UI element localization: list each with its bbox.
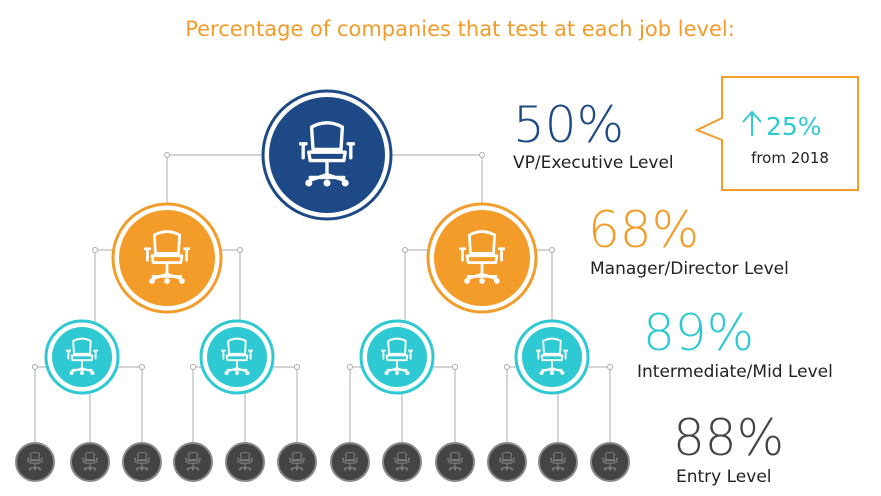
- entry-node: [173, 442, 213, 482]
- entry-node: [590, 442, 630, 482]
- entry-node: [15, 442, 55, 482]
- connector-dot: [92, 247, 98, 253]
- connector-dot: [190, 364, 196, 370]
- connector-dot: [32, 364, 38, 370]
- entry-node: [487, 442, 527, 482]
- callout-change: 25%: [766, 112, 822, 141]
- connector-dot: [139, 364, 145, 370]
- node: [434, 210, 530, 306]
- org-tree: [15, 89, 630, 482]
- entry-node: [382, 442, 422, 482]
- level-label: Manager/Director Level: [590, 259, 789, 279]
- level-label: Intermediate/Mid Level: [637, 362, 833, 382]
- node: [207, 327, 267, 387]
- entry-node: [122, 442, 162, 482]
- connector-dot: [607, 364, 613, 370]
- connector-dot: [294, 364, 300, 370]
- connector-dot: [402, 247, 408, 253]
- entry-node: [70, 442, 110, 482]
- callout-note: from 2018: [751, 149, 829, 167]
- level-label: Entry Level: [676, 467, 772, 487]
- level-percent: 50%: [513, 96, 624, 154]
- connector-dot: [549, 247, 555, 253]
- up-arrow: [742, 110, 762, 136]
- node: [367, 327, 427, 387]
- connector-dot: [504, 364, 510, 370]
- connector-dot: [479, 152, 485, 158]
- callout-box: [694, 76, 859, 191]
- entry-node: [330, 442, 370, 482]
- node: [119, 210, 215, 306]
- level-percent: 88%: [673, 409, 784, 467]
- node: [269, 97, 385, 213]
- title: Percentage of companies that test at eac…: [185, 17, 735, 41]
- entry-node: [435, 442, 475, 482]
- connector-dot: [164, 152, 170, 158]
- level-label: VP/Executive Level: [513, 153, 674, 173]
- connector-dot: [347, 364, 353, 370]
- node: [52, 327, 112, 387]
- level-percent: 89%: [643, 304, 754, 362]
- node: [522, 327, 582, 387]
- connector-dot: [237, 247, 243, 253]
- entry-node: [277, 442, 317, 482]
- level-percent: 68%: [588, 201, 699, 259]
- connector-dot: [452, 364, 458, 370]
- entry-node: [538, 442, 578, 482]
- entry-node: [225, 442, 265, 482]
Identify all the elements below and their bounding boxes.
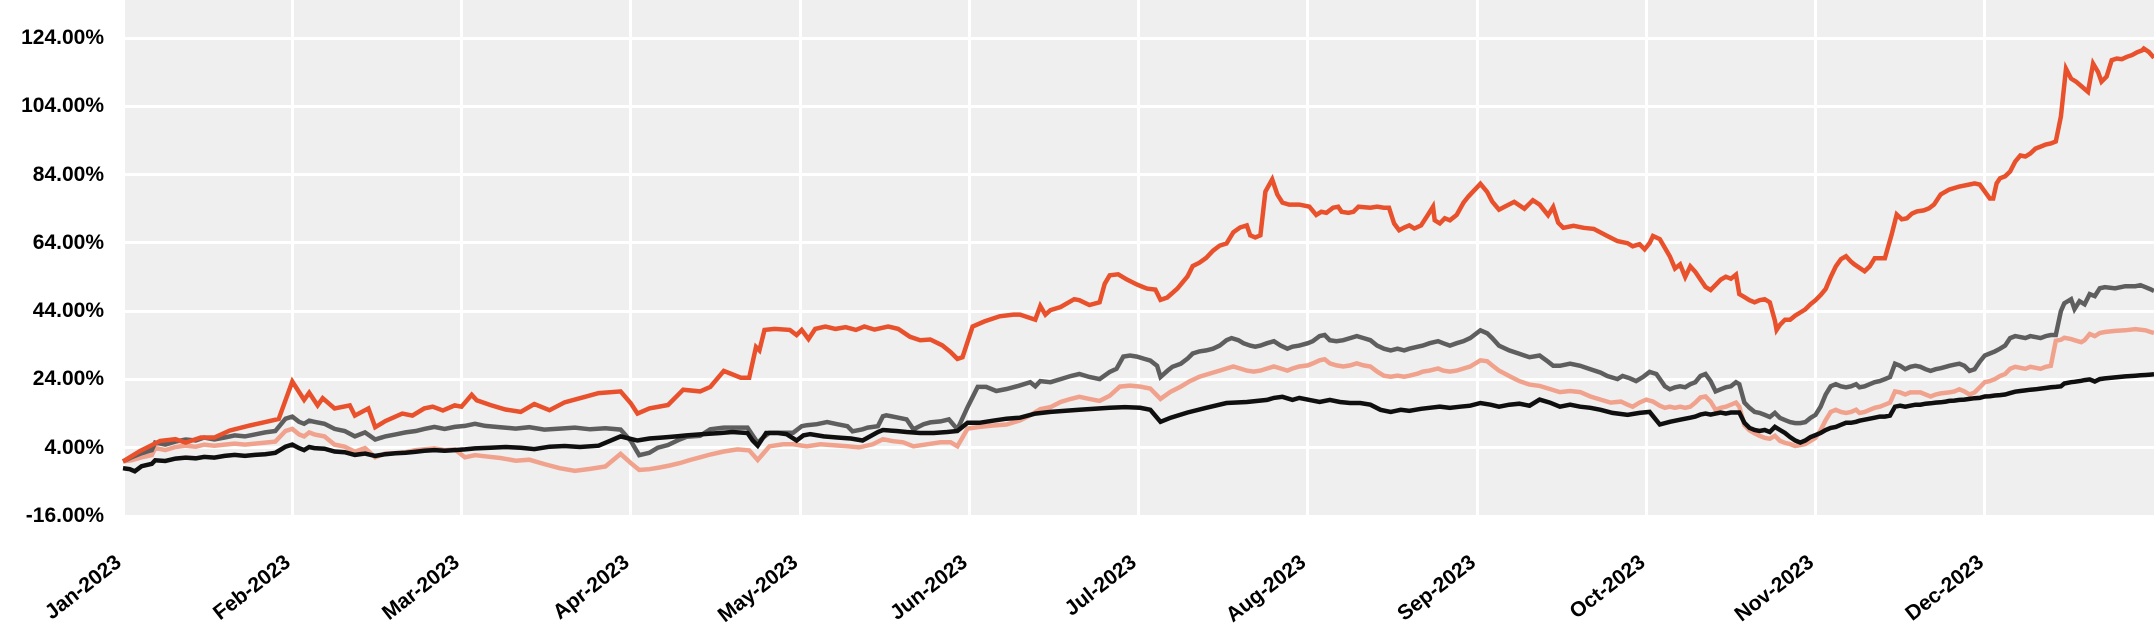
- v-gridline: [798, 0, 802, 516]
- v-gridline: [1306, 0, 1310, 516]
- y-tick-label: 4.00%: [44, 435, 104, 459]
- v-gridline: [1983, 0, 1987, 516]
- y-axis: 124.00% 104.00% 84.00% 64.00% 44.00% 24.00% 4.…: [0, 0, 112, 560]
- plot-area: [121, 0, 2154, 518]
- v-gridline: [290, 0, 294, 516]
- v-gridline: [1137, 0, 1140, 516]
- v-gridline: [121, 0, 125, 516]
- series-salmon-line: [122, 326, 2154, 474]
- v-gridline: [1814, 0, 1817, 516]
- v-gridline: [1475, 0, 1479, 516]
- v-gridline: [460, 0, 463, 516]
- y-tick-label: 44.00%: [32, 299, 104, 323]
- series-gray-line: [122, 282, 2154, 464]
- y-tick-label: 84.00%: [32, 162, 104, 186]
- h-gridline: [122, 514, 2154, 518]
- y-tick-label: 104.00%: [21, 94, 104, 118]
- y-tick-label: -16.00%: [25, 504, 104, 527]
- series-black-line: [122, 372, 2154, 474]
- y-tick-label: 24.00%: [32, 367, 104, 391]
- y-tick-label: 64.00%: [32, 230, 104, 254]
- v-gridline: [1644, 0, 1648, 516]
- series-orange-line: [121, 45, 2154, 464]
- v-gridline: [629, 0, 633, 516]
- y-tick-label: 124.00%: [21, 26, 104, 49]
- v-gridline: [967, 0, 971, 516]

═══

(SHORT EXERCISE)
Transcribe every line of the records above exactly as it appears, leaving out the pictures.

(COMPLETED TASK)
UI element localization: list each with its bbox.
- entry-node: [173, 442, 213, 482]
- entry-node: [590, 442, 630, 482]
- entry-node: [15, 442, 55, 482]
- connector-dot: [92, 247, 98, 253]
- connector-dot: [190, 364, 196, 370]
- connector-dot: [32, 364, 38, 370]
- entry-node: [487, 442, 527, 482]
- callout-change: 25%: [766, 112, 822, 141]
- connector-dot: [139, 364, 145, 370]
- node: [434, 210, 530, 306]
- org-tree: [15, 89, 630, 482]
- entry-node: [382, 442, 422, 482]
- level-label: Manager/Director Level: [590, 259, 789, 279]
- level-label: Intermediate/Mid Level: [637, 362, 833, 382]
- node: [207, 327, 267, 387]
- entry-node: [122, 442, 162, 482]
- connector-dot: [607, 364, 613, 370]
- connector-dot: [294, 364, 300, 370]
- connector-dot: [402, 247, 408, 253]
- entry-node: [70, 442, 110, 482]
- callout-note: from 2018: [751, 149, 829, 167]
- level-label: Entry Level: [676, 467, 772, 487]
- level-percent: 50%: [513, 96, 624, 154]
- connector-dot: [549, 247, 555, 253]
- up-arrow: [742, 110, 762, 136]
- node: [367, 327, 427, 387]
- connector-dot: [504, 364, 510, 370]
- connector-dot: [479, 152, 485, 158]
- callout-box: [694, 76, 859, 191]
- entry-node: [330, 442, 370, 482]
- node: [119, 210, 215, 306]
- level-percent: 88%: [673, 409, 784, 467]
- node: [269, 97, 385, 213]
- title: Percentage of companies that test at eac…: [185, 17, 735, 41]
- entry-node: [435, 442, 475, 482]
- connector-dot: [164, 152, 170, 158]
- level-label: VP/Executive Level: [513, 153, 674, 173]
- connector-dot: [347, 364, 353, 370]
- node: [52, 327, 112, 387]
- level-percent: 89%: [643, 304, 754, 362]
- node: [522, 327, 582, 387]
- connector-dot: [237, 247, 243, 253]
- entry-node: [277, 442, 317, 482]
- level-percent: 68%: [588, 201, 699, 259]
- connector-dot: [452, 364, 458, 370]
- entry-node: [538, 442, 578, 482]
- entry-node: [225, 442, 265, 482]
Identify all the elements below and their bounding boxes.
- v-gridline: [798, 0, 802, 516]
- v-gridline: [1306, 0, 1310, 516]
- y-tick-label: 4.00%: [44, 435, 104, 459]
- v-gridline: [1983, 0, 1987, 516]
- y-axis: 124.00% 104.00% 84.00% 64.00% 44.00% 24.00% 4.…: [0, 0, 112, 560]
- plot-area: [121, 0, 2154, 518]
- v-gridline: [290, 0, 294, 516]
- v-gridline: [1137, 0, 1140, 516]
- v-gridline: [121, 0, 125, 516]
- series-salmon-line: [122, 326, 2154, 474]
- v-gridline: [1814, 0, 1817, 516]
- v-gridline: [1475, 0, 1479, 516]
- v-gridline: [460, 0, 463, 516]
- y-tick-label: 44.00%: [32, 299, 104, 323]
- series-gray-line: [122, 282, 2154, 464]
- y-tick-label: 84.00%: [32, 162, 104, 186]
- h-gridline: [122, 514, 2154, 518]
- y-tick-label: 104.00%: [21, 94, 104, 118]
- y-tick-label: -16.00%: [25, 504, 104, 527]
- series-black-line: [122, 372, 2154, 474]
- y-tick-label: 24.00%: [32, 367, 104, 391]
- y-tick-label: 64.00%: [32, 230, 104, 254]
- v-gridline: [1644, 0, 1648, 516]
- series-orange-line: [121, 45, 2154, 464]
- v-gridline: [629, 0, 633, 516]
- y-tick-label: 124.00%: [21, 26, 104, 49]
- v-gridline: [967, 0, 971, 516]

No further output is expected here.